** EXERCISE REQUIREMENTS **
Write out every entry, unchanged. Skip any picture.

____________________

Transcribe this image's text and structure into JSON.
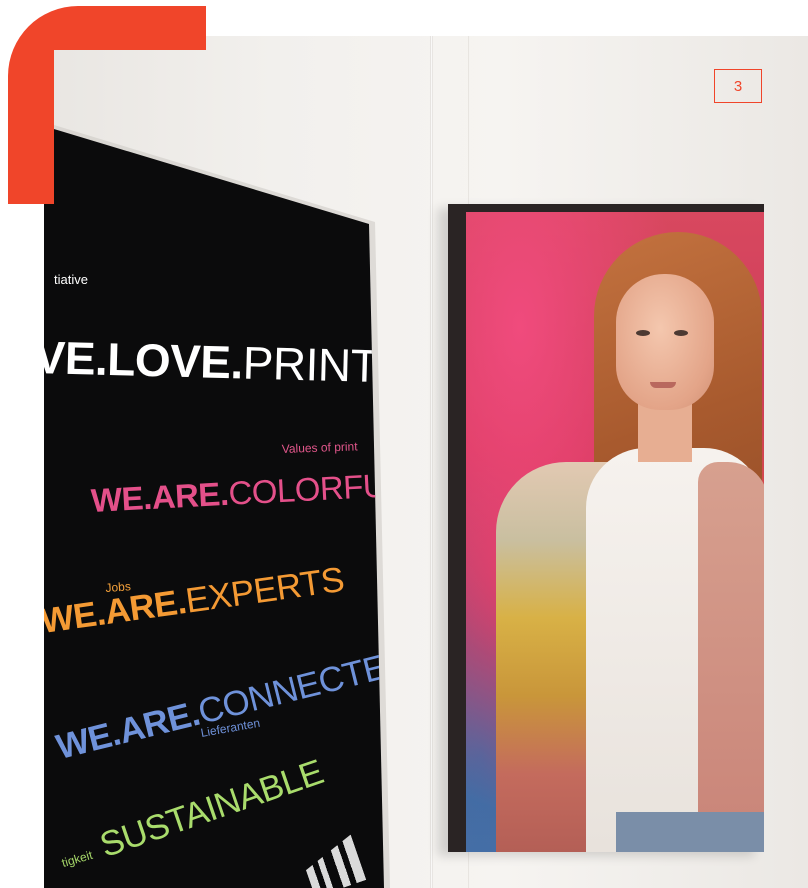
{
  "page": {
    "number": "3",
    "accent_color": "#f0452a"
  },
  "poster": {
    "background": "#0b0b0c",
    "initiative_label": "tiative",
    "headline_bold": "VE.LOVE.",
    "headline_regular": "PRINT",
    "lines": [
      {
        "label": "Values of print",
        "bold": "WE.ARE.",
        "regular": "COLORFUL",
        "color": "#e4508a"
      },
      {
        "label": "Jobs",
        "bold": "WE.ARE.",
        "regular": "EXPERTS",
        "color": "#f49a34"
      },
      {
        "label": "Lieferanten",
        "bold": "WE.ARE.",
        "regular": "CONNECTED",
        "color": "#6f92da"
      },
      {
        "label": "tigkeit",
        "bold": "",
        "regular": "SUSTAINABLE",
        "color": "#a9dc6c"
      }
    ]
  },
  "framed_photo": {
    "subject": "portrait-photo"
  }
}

____________________

** EXERCISE ANSWER **
Transcribe this image's text and structure into JSON.
{
  "page": {
    "number": "3",
    "accent_color": "#f0452a"
  },
  "poster": {
    "background": "#0b0b0c",
    "initiative_label": "tiative",
    "headline_bold": "VE.LOVE.",
    "headline_regular": "PRINT",
    "lines": [
      {
        "label": "Values of print",
        "bold": "WE.ARE.",
        "regular": "COLORFUL",
        "color": "#e4508a"
      },
      {
        "label": "Jobs",
        "bold": "WE.ARE.",
        "regular": "EXPERTS",
        "color": "#f49a34"
      },
      {
        "label": "Lieferanten",
        "bold": "WE.ARE.",
        "regular": "CONNECTED",
        "color": "#6f92da"
      },
      {
        "label": "tigkeit",
        "bold": "",
        "regular": "SUSTAINABLE",
        "color": "#a9dc6c"
      }
    ]
  },
  "framed_photo": {
    "subject": "portrait-photo"
  }
}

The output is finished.